--- DATA ENTRIES ---

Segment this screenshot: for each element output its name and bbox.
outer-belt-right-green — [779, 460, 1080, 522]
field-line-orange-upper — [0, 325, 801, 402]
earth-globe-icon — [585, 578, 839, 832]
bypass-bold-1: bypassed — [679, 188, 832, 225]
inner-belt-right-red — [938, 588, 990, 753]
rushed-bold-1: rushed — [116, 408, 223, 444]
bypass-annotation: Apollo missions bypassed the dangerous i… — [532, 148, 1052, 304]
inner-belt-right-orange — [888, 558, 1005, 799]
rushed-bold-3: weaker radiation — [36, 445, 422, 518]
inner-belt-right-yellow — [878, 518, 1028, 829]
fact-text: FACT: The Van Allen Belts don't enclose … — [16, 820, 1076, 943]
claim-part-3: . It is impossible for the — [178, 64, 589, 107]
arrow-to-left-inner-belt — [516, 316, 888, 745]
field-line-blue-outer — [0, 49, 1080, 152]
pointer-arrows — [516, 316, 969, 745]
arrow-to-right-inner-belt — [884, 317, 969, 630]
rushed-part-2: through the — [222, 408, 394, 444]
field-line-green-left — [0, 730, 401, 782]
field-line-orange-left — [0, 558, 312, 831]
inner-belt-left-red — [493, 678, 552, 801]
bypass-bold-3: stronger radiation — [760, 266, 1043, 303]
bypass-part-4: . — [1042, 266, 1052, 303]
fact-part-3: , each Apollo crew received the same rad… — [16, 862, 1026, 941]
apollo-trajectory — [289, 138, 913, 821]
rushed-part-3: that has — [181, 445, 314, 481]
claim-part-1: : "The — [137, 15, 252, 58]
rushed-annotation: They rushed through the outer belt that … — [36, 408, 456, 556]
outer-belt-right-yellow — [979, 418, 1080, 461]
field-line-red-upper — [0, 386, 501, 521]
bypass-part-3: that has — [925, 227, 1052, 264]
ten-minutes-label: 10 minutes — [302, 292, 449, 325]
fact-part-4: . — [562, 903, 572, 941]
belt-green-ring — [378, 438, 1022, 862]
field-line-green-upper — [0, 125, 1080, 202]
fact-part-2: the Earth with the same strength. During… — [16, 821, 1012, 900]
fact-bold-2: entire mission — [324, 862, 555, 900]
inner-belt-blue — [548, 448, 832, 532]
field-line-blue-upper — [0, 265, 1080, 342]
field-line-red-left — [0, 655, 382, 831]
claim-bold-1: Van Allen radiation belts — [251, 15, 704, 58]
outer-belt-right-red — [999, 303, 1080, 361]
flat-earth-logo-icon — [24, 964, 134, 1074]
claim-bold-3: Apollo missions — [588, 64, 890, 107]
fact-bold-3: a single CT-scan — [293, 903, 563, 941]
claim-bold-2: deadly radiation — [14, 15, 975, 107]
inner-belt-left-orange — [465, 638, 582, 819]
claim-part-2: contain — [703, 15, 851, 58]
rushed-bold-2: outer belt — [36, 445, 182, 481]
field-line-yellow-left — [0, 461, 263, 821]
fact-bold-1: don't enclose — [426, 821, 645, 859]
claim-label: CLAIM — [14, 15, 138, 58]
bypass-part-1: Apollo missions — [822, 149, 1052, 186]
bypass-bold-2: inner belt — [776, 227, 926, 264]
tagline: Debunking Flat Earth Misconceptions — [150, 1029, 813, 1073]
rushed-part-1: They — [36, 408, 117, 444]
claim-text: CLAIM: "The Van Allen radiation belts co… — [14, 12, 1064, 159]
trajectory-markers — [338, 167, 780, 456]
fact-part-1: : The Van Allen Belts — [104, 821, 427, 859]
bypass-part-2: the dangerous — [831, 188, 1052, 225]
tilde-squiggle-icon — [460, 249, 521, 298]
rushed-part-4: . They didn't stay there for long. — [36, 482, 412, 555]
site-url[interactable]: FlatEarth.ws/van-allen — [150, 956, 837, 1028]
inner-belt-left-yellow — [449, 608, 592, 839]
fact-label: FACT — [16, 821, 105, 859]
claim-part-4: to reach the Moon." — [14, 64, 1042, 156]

---

» REQUIRED WORK
Please reproduce everything in the items above, from the very first line down to the line containing "arrow-to-right-inner-belt — [884, 317, 969, 630]", including both of those lines.

» SOLUTION BELOW
Segment this screenshot: for each element output its name and bbox.
outer-belt-right-green — [779, 460, 1080, 522]
field-line-orange-upper — [0, 325, 801, 402]
earth-globe-icon — [585, 578, 839, 832]
bypass-bold-1: bypassed — [679, 188, 832, 225]
inner-belt-right-red — [938, 588, 990, 753]
rushed-bold-1: rushed — [116, 408, 223, 444]
bypass-annotation: Apollo missions bypassed the dangerous i… — [532, 148, 1052, 304]
inner-belt-right-orange — [888, 558, 1005, 799]
rushed-bold-3: weaker radiation — [36, 445, 422, 518]
inner-belt-right-yellow — [878, 518, 1028, 829]
fact-text: FACT: The Van Allen Belts don't enclose … — [16, 820, 1076, 943]
claim-part-3: . It is impossible for the — [178, 64, 589, 107]
arrow-to-left-inner-belt — [516, 316, 888, 745]
field-line-blue-outer — [0, 49, 1080, 152]
pointer-arrows — [516, 316, 969, 745]
arrow-to-right-inner-belt — [884, 317, 969, 630]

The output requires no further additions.